> WHAT YOU SHOULD DO
Pictures stay out of your copy, but everything else in the records below must be repeated exactly.

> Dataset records

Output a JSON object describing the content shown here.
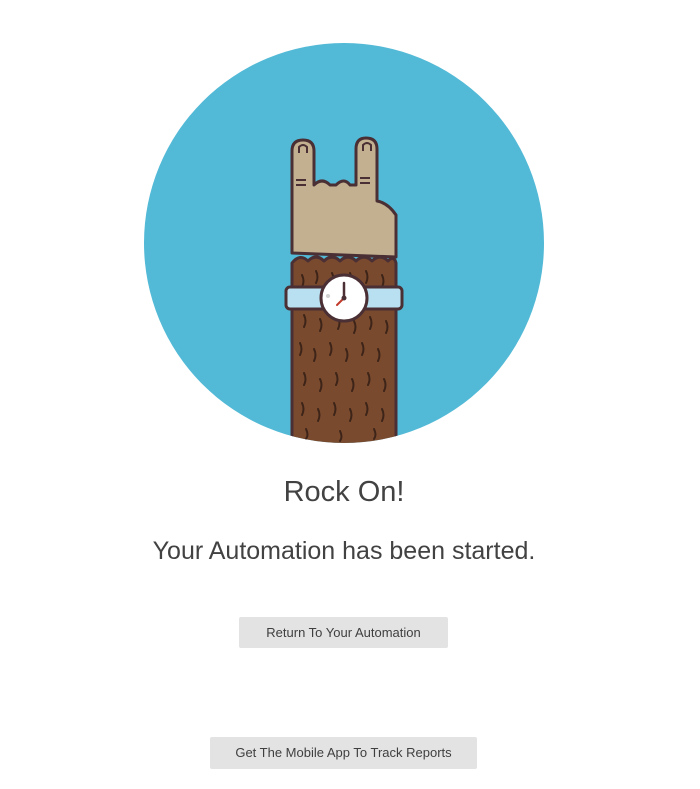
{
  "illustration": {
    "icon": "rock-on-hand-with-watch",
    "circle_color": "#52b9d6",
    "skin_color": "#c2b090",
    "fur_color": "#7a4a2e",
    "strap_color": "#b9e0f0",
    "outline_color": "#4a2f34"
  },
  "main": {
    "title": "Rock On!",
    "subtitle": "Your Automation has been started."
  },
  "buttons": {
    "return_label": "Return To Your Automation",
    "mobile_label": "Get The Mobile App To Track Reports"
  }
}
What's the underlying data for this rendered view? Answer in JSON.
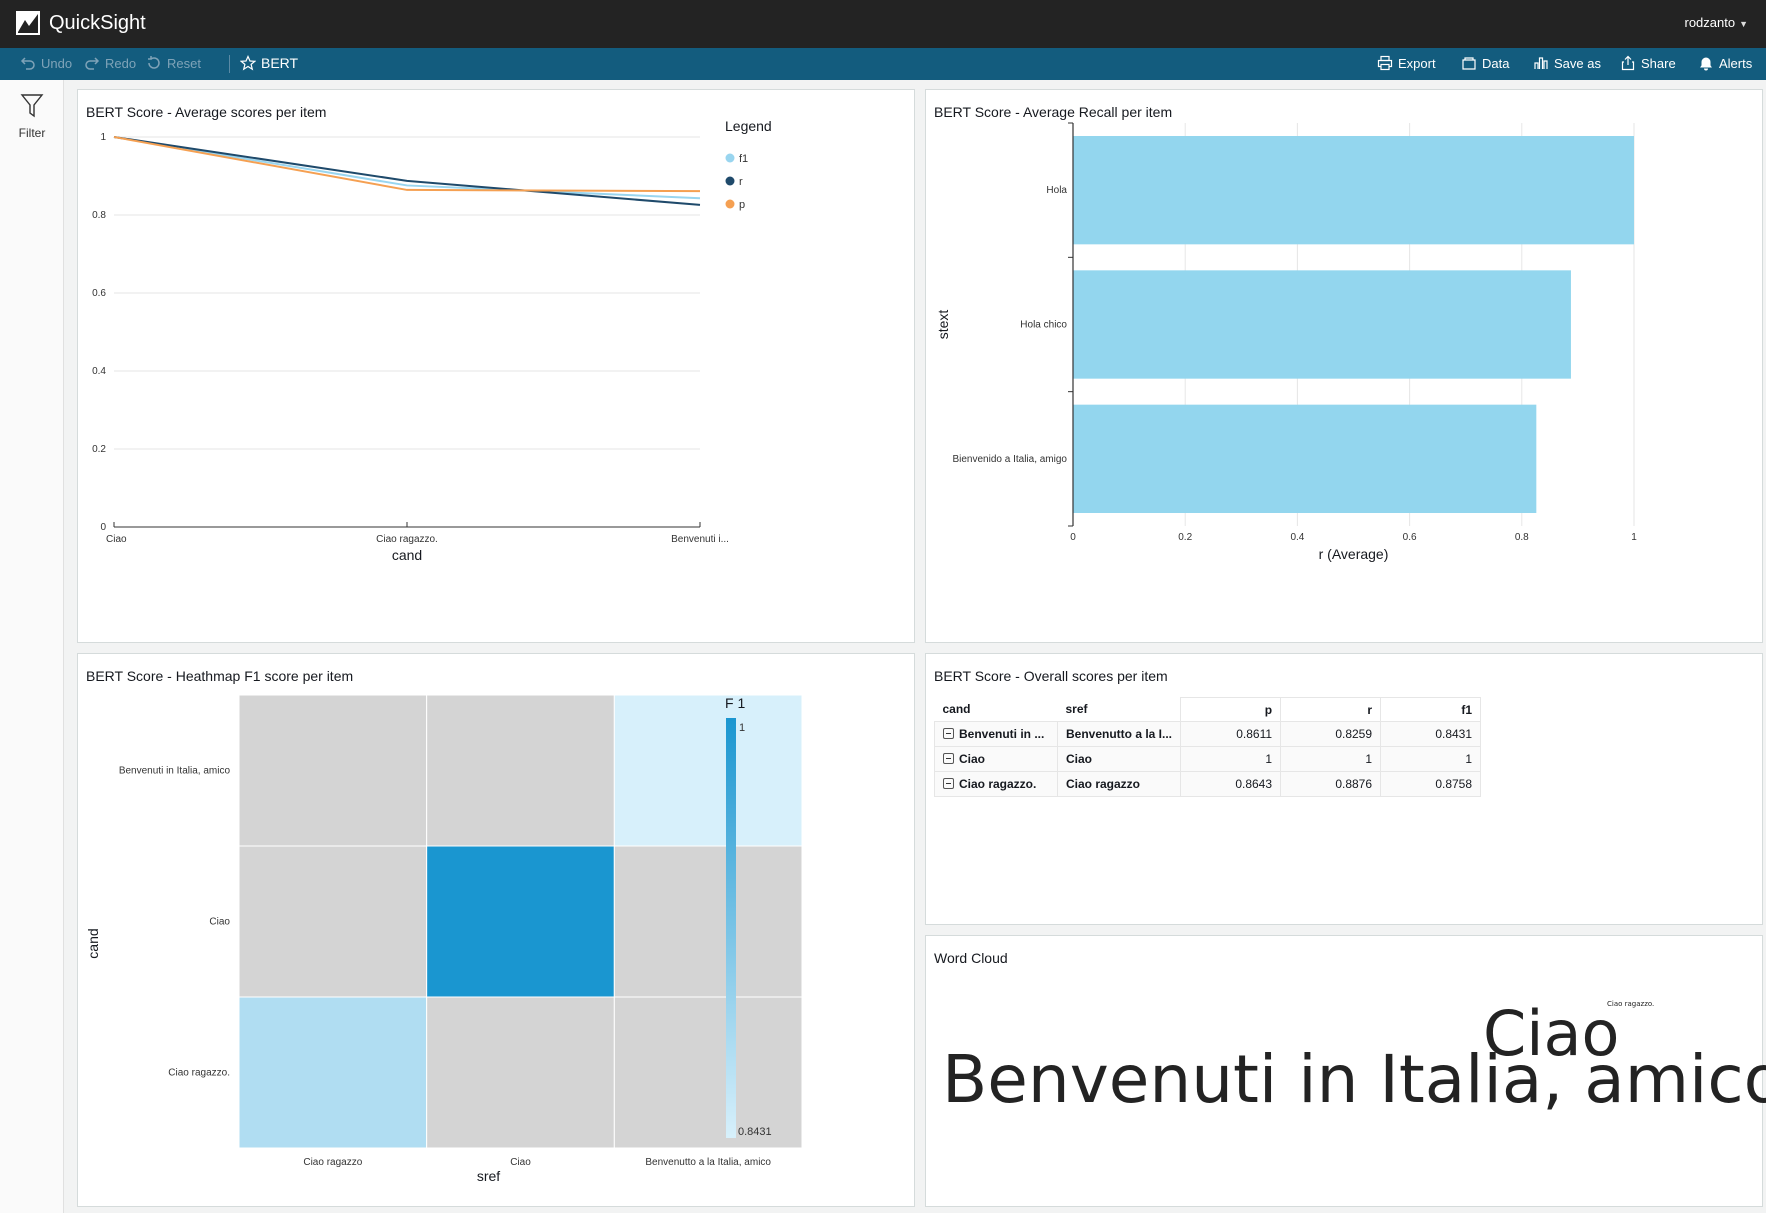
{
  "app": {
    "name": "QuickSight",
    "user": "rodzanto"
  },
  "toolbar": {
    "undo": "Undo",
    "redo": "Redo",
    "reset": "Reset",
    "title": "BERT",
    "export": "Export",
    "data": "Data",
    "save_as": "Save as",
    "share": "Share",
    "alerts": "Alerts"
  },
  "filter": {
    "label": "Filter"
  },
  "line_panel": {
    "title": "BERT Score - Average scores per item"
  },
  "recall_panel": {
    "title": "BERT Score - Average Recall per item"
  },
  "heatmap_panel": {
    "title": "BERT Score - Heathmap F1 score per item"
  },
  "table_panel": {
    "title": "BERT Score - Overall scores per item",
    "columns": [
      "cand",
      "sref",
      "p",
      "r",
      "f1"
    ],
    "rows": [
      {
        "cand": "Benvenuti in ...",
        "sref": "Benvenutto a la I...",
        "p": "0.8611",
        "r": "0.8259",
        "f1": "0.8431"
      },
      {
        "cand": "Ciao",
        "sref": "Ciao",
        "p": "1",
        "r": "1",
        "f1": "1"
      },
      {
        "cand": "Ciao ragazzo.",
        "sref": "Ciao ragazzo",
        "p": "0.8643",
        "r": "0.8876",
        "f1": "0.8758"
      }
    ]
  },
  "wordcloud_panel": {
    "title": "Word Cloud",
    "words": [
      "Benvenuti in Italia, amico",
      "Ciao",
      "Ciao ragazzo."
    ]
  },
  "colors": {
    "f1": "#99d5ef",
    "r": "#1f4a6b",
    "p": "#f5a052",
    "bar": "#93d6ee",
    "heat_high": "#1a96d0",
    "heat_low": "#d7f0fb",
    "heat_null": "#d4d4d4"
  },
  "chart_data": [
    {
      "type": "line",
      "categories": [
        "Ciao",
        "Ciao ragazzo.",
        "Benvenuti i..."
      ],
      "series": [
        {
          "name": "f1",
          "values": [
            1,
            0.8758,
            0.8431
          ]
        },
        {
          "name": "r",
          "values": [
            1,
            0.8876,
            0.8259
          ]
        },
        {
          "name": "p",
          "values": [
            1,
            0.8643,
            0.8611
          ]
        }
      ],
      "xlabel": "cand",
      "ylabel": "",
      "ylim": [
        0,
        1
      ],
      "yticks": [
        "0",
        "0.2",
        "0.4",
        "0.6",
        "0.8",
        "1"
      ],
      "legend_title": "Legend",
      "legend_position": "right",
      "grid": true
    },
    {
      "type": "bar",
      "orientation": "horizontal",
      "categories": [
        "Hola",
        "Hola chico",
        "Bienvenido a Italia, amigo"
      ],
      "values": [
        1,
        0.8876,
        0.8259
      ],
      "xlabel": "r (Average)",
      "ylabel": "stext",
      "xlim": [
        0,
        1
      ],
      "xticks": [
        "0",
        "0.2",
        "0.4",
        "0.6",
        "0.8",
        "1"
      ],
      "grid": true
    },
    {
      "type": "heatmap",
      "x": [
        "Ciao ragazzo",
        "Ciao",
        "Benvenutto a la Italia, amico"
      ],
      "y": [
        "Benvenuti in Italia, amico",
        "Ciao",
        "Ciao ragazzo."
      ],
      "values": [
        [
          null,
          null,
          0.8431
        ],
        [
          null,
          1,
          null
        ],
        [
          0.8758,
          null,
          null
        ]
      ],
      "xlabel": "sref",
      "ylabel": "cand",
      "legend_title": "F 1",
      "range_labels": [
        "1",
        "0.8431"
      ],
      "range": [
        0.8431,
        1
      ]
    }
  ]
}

> RESULT OF THE TASK
Output a JSON object describing the content shown here.
{
  "illustration": {
    "icon": "rock-on-hand-with-watch",
    "circle_color": "#52b9d6",
    "skin_color": "#c2b090",
    "fur_color": "#7a4a2e",
    "strap_color": "#b9e0f0",
    "outline_color": "#4a2f34"
  },
  "main": {
    "title": "Rock On!",
    "subtitle": "Your Automation has been started."
  },
  "buttons": {
    "return_label": "Return To Your Automation",
    "mobile_label": "Get The Mobile App To Track Reports"
  }
}
What's the underlying data for this rendered view? Answer in JSON.
{
  "app": {
    "name": "QuickSight",
    "user": "rodzanto"
  },
  "toolbar": {
    "undo": "Undo",
    "redo": "Redo",
    "reset": "Reset",
    "title": "BERT",
    "export": "Export",
    "data": "Data",
    "save_as": "Save as",
    "share": "Share",
    "alerts": "Alerts"
  },
  "filter": {
    "label": "Filter"
  },
  "line_panel": {
    "title": "BERT Score - Average scores per item"
  },
  "recall_panel": {
    "title": "BERT Score - Average Recall per item"
  },
  "heatmap_panel": {
    "title": "BERT Score - Heathmap F1 score per item"
  },
  "table_panel": {
    "title": "BERT Score - Overall scores per item",
    "columns": [
      "cand",
      "sref",
      "p",
      "r",
      "f1"
    ],
    "rows": [
      {
        "cand": "Benvenuti in ...",
        "sref": "Benvenutto a la I...",
        "p": "0.8611",
        "r": "0.8259",
        "f1": "0.8431"
      },
      {
        "cand": "Ciao",
        "sref": "Ciao",
        "p": "1",
        "r": "1",
        "f1": "1"
      },
      {
        "cand": "Ciao ragazzo.",
        "sref": "Ciao ragazzo",
        "p": "0.8643",
        "r": "0.8876",
        "f1": "0.8758"
      }
    ]
  },
  "wordcloud_panel": {
    "title": "Word Cloud",
    "words": [
      "Benvenuti in Italia, amico",
      "Ciao",
      "Ciao ragazzo."
    ]
  },
  "colors": {
    "f1": "#99d5ef",
    "r": "#1f4a6b",
    "p": "#f5a052",
    "bar": "#93d6ee",
    "heat_high": "#1a96d0",
    "heat_low": "#d7f0fb",
    "heat_null": "#d4d4d4"
  },
  "chart_data": [
    {
      "type": "line",
      "categories": [
        "Ciao",
        "Ciao ragazzo.",
        "Benvenuti i..."
      ],
      "series": [
        {
          "name": "f1",
          "values": [
            1,
            0.8758,
            0.8431
          ]
        },
        {
          "name": "r",
          "values": [
            1,
            0.8876,
            0.8259
          ]
        },
        {
          "name": "p",
          "values": [
            1,
            0.8643,
            0.8611
          ]
        }
      ],
      "xlabel": "cand",
      "ylabel": "",
      "ylim": [
        0,
        1
      ],
      "yticks": [
        "0",
        "0.2",
        "0.4",
        "0.6",
        "0.8",
        "1"
      ],
      "legend_title": "Legend",
      "legend_position": "right",
      "grid": true
    },
    {
      "type": "bar",
      "orientation": "horizontal",
      "categories": [
        "Hola",
        "Hola chico",
        "Bienvenido a Italia, amigo"
      ],
      "values": [
        1,
        0.8876,
        0.8259
      ],
      "xlabel": "r (Average)",
      "ylabel": "stext",
      "xlim": [
        0,
        1
      ],
      "xticks": [
        "0",
        "0.2",
        "0.4",
        "0.6",
        "0.8",
        "1"
      ],
      "grid": true
    },
    {
      "type": "heatmap",
      "x": [
        "Ciao ragazzo",
        "Ciao",
        "Benvenutto a la Italia, amico"
      ],
      "y": [
        "Benvenuti in Italia, amico",
        "Ciao",
        "Ciao ragazzo."
      ],
      "values": [
        [
          null,
          null,
          0.8431
        ],
        [
          null,
          1,
          null
        ],
        [
          0.8758,
          null,
          null
        ]
      ],
      "xlabel": "sref",
      "ylabel": "cand",
      "legend_title": "F 1",
      "range_labels": [
        "1",
        "0.8431"
      ],
      "range": [
        0.8431,
        1
      ]
    }
  ]
}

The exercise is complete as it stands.